= Task input =

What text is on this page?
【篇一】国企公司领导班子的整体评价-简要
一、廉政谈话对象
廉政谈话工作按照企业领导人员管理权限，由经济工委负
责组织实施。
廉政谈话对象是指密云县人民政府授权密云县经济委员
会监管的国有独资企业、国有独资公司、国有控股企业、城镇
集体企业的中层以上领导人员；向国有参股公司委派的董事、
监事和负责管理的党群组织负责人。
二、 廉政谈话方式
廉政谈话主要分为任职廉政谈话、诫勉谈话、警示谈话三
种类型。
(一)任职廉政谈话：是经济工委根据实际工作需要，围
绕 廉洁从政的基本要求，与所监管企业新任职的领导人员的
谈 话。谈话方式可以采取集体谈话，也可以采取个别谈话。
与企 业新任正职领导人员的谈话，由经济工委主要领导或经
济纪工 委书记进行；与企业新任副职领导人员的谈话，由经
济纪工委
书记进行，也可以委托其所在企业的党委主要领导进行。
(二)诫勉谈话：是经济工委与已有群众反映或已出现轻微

= Given task =
Copy the material above, line for line.

= Finished answer =
What text is on this page?
【篇一】国企公司领导班子的整体评价-简要
一、廉政谈话对象
廉政谈话工作按照企业领导人员管理权限，由经济工委负
责组织实施。
廉政谈话对象是指密云县人民政府授权密云县经济委员
会监管的国有独资企业、国有独资公司、国有控股企业、城镇
集体企业的中层以上领导人员；向国有参股公司委派的董事、
监事和负责管理的党群组织负责人。
二、 廉政谈话方式
廉政谈话主要分为任职廉政谈话、诫勉谈话、警示谈话三
种类型。
(一)任职廉政谈话：是经济工委根据实际工作需要，围
绕 廉洁从政的基本要求，与所监管企业新任职的领导人员的
谈 话。谈话方式可以采取集体谈话，也可以采取个别谈话。
与企 业新任正职领导人员的谈话，由经济工委主要领导或经
济纪工 委书记进行；与企业新任副职领导人员的谈话，由经
济纪工委
书记进行，也可以委托其所在企业的党委主要领导进行。
(二)诫勉谈话：是经济工委与已有群众反映或已出现轻微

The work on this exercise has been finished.